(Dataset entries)
########################################

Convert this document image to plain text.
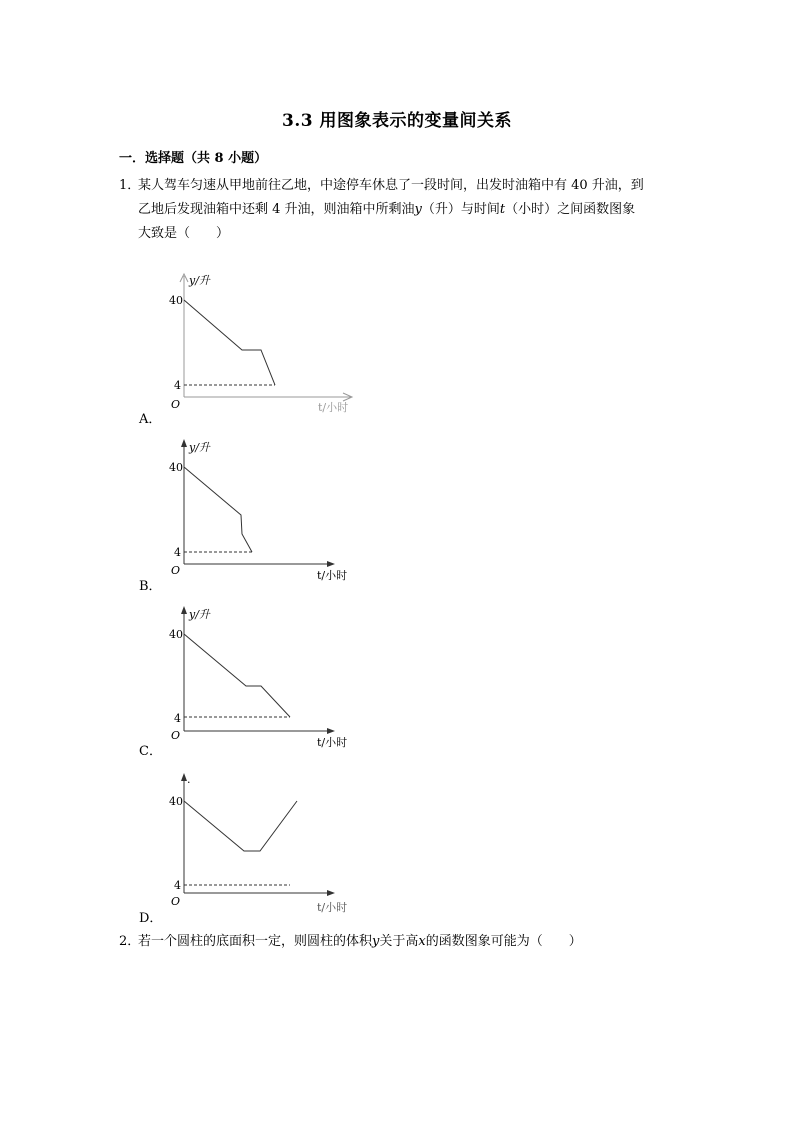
3.3 用图象表示的变量间关系
一．选择题（共 8 小题）
1．某人驾车匀速从甲地前往乙地，中途停车休息了一段时间，出发时油箱中有 40 升油，到
乙地后发现油箱中还剩 4 升油，则油箱中所剩油y（升）与时间t（小时）之间函数图象
大致是（　　）
y/升
40
4
O	t/小时
A．
y/升
40
4
O	t/小时
B．
y/升
40
4
O
t/小时
C．
.
40
4
O	t/小时
D．
2．若一个圆柱的底面积一定，则圆柱的体积y关于高x的函数图象可能为（　　）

########################################

Return the records exactly. Don't carry the pictures over.

Convert this document image to plain text.
3.3 用图象表示的变量间关系
一．选择题（共 8 小题）
1．某人驾车匀速从甲地前往乙地，中途停车休息了一段时间，出发时油箱中有 40 升油，到
乙地后发现油箱中还剩 4 升油，则油箱中所剩油y（升）与时间t（小时）之间函数图象
大致是（　　）
y/升
40
4
O	t/小时
A．
y/升
40
4
O	t/小时
B．
y/升
40
4
O
t/小时
C．
.
40
4
O	t/小时
D．
2．若一个圆柱的底面积一定，则圆柱的体积y关于高x的函数图象可能为（　　）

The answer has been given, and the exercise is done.